INPUT RECORDS:
══════════════════════════════

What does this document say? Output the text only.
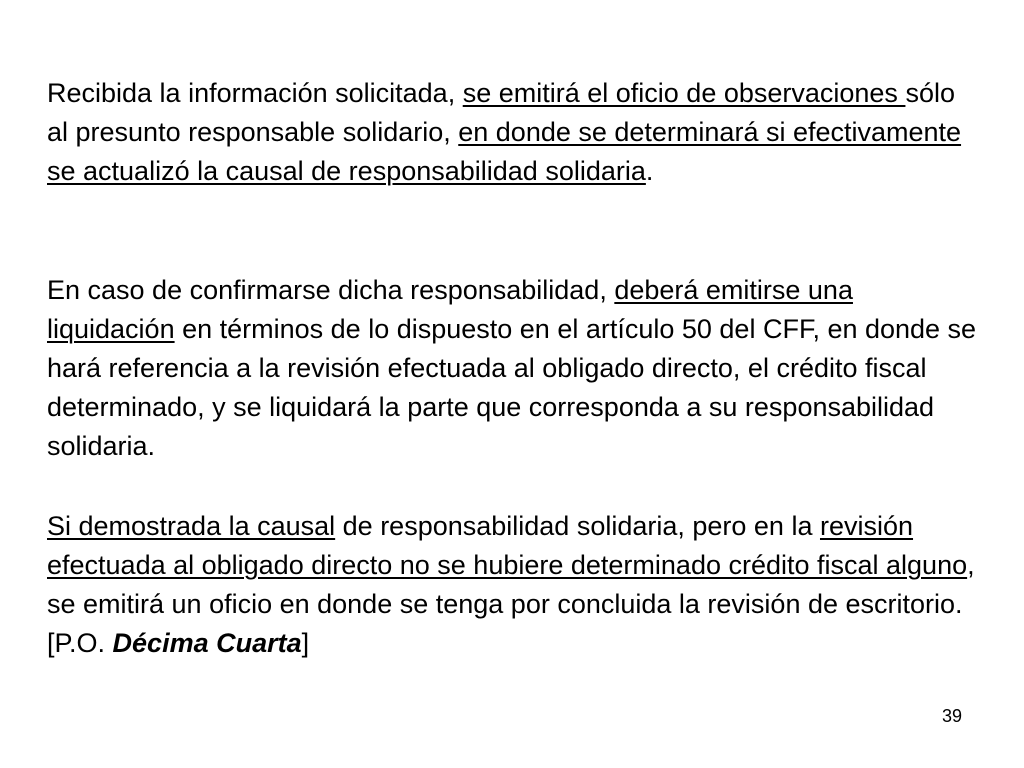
Recibida la información solicitada, se emitirá el oficio de observaciones sólo al presunto responsable solidario, en donde se determinará si efectivamente se actualizó la causal de responsabilidad solidaria.

En caso de confirmarse dicha responsabilidad, deberá emitirse una liquidación en términos de lo dispuesto en el artículo 50 del CFF, en donde se hará referencia a la revisión efectuada al obligado directo, el crédito fiscal determinado, y se liquidará la parte que corresponda a su responsabilidad solidaria.

Si demostrada la causal de responsabilidad solidaria, pero en la revisión efectuada al obligado directo no se hubiere determinado crédito fiscal alguno, se emitirá un oficio en donde se tenga por concluida la revisión de escritorio. [P.O. Décima Cuarta]

39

══════════════════════════════

WRITTEN TASK: Word for word, quote the full listing, omitting every picture.

THE SOLUTION:
What does this document say? Output the text only.
Recibida la información solicitada, se emitirá el oficio de observaciones sólo al presunto responsable solidario, en donde se determinará si efectivamente se actualizó la causal de responsabilidad solidaria.

En caso de confirmarse dicha responsabilidad, deberá emitirse una liquidación en términos de lo dispuesto en el artículo 50 del CFF, en donde se hará referencia a la revisión efectuada al obligado directo, el crédito fiscal determinado, y se liquidará la parte que corresponda a su responsabilidad solidaria.

Si demostrada la causal de responsabilidad solidaria, pero en la revisión efectuada al obligado directo no se hubiere determinado crédito fiscal alguno, se emitirá un oficio en donde se tenga por concluida la revisión de escritorio. [P.O. Décima Cuarta]

39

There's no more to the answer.